Task inputs
* * * * * * * * *

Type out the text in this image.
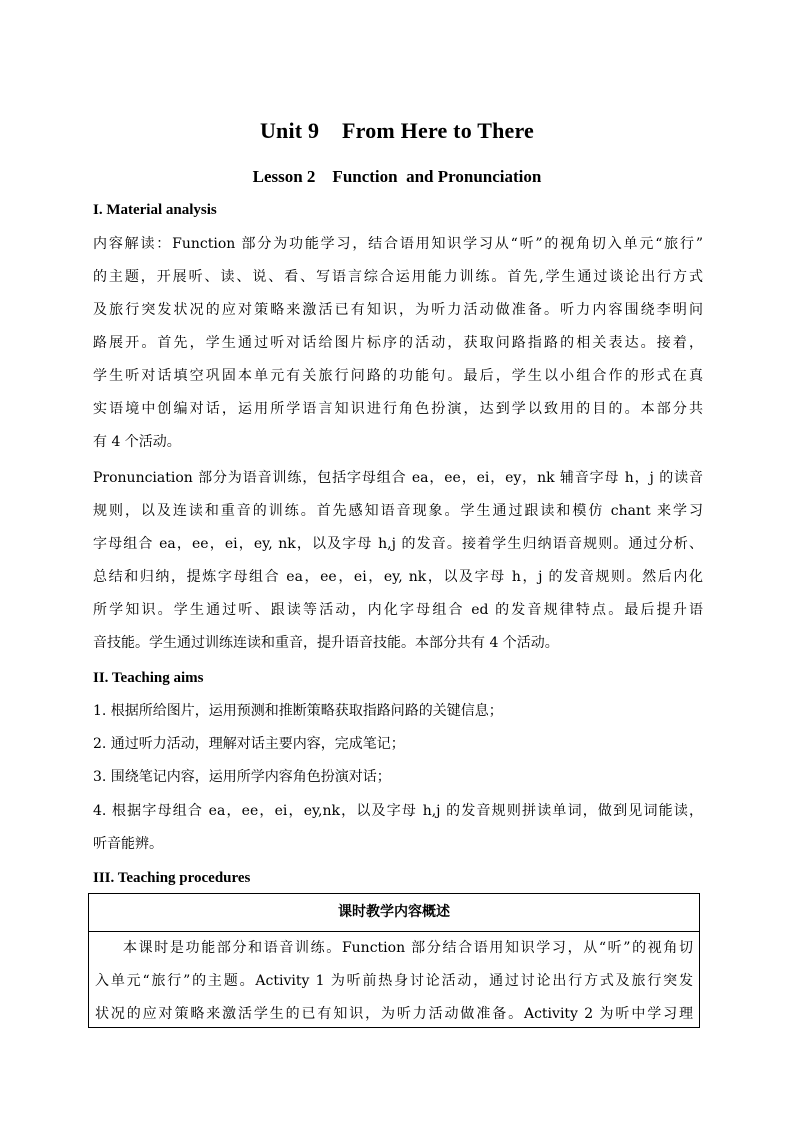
Unit 9    From Here to There
Lesson 2    Function  and Pronunciation
I. Material analysis
内容解读：Function 部分为功能学习，结合语用知识学习从“听”的视角切入单元“旅行”
的主题，开展听、读、说、看、写语言综合运用能力训练。首先,学生通过谈论出行方式
及旅行突发状况的应对策略来激活已有知识，为听力活动做准备。听力内容围绕李明问
路展开。首先，学生通过听对话给图片标序的活动，获取问路指路的相关表达。接着，
学生听对话填空巩固本单元有关旅行问路的功能句。最后，学生以小组合作的形式在真
实语境中创编对话，运用所学语言知识进行角色扮演，达到学以致用的目的。本部分共
有 4 个活动。
Pronunciation 部分为语音训练，包括字母组合 ea，ee，ei，ey，nk 辅音字母 h，j 的读音
规则，以及连读和重音的训练。首先感知语音现象。学生通过跟读和模仿 chant 来学习
字母组合 ea，ee，ei，ey, nk，以及字母 h,j 的发音。接着学生归纳语音规则。通过分析、
总结和归纳，提炼字母组合 ea，ee，ei，ey, nk，以及字母 h，j 的发音规则。然后内化
所学知识。学生通过听、跟读等活动，内化字母组合 ed 的发音规律特点。最后提升语
音技能。学生通过训练连读和重音，提升语音技能。本部分共有 4 个活动。
II. Teaching aims
1. 根据所给图片，运用预测和推断策略获取指路问路的关键信息；
2. 通过听力活动，理解对话主要内容，完成笔记；
3. 围绕笔记内容，运用所学内容角色扮演对话；
4. 根据字母组合 ea，ee，ei，ey,nk，以及字母 h,j 的发音规则拼读单词，做到见词能读，
听音能辨。
III. Teaching procedures
课时教学内容概述
本课时是功能部分和语音训练。Function 部分结合语用知识学习，从“听”的视角切
入单元“旅行”的主题。Activity 1 为听前热身讨论活动，通过讨论出行方式及旅行突发
状况的应对策略来激活学生的已有知识，为听力活动做准备。Activity 2 为听中学习理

* * * * * * * * *

All lines holding the word "Function" should be picked out and copied.

Lesson 2    Function  and Pronunciation
内容解读：Function 部分为功能学习，结合语用知识学习从“听”的视角切入单元“旅行”
本课时是功能部分和语音训练。Function 部分结合语用知识学习，从“听”的视角切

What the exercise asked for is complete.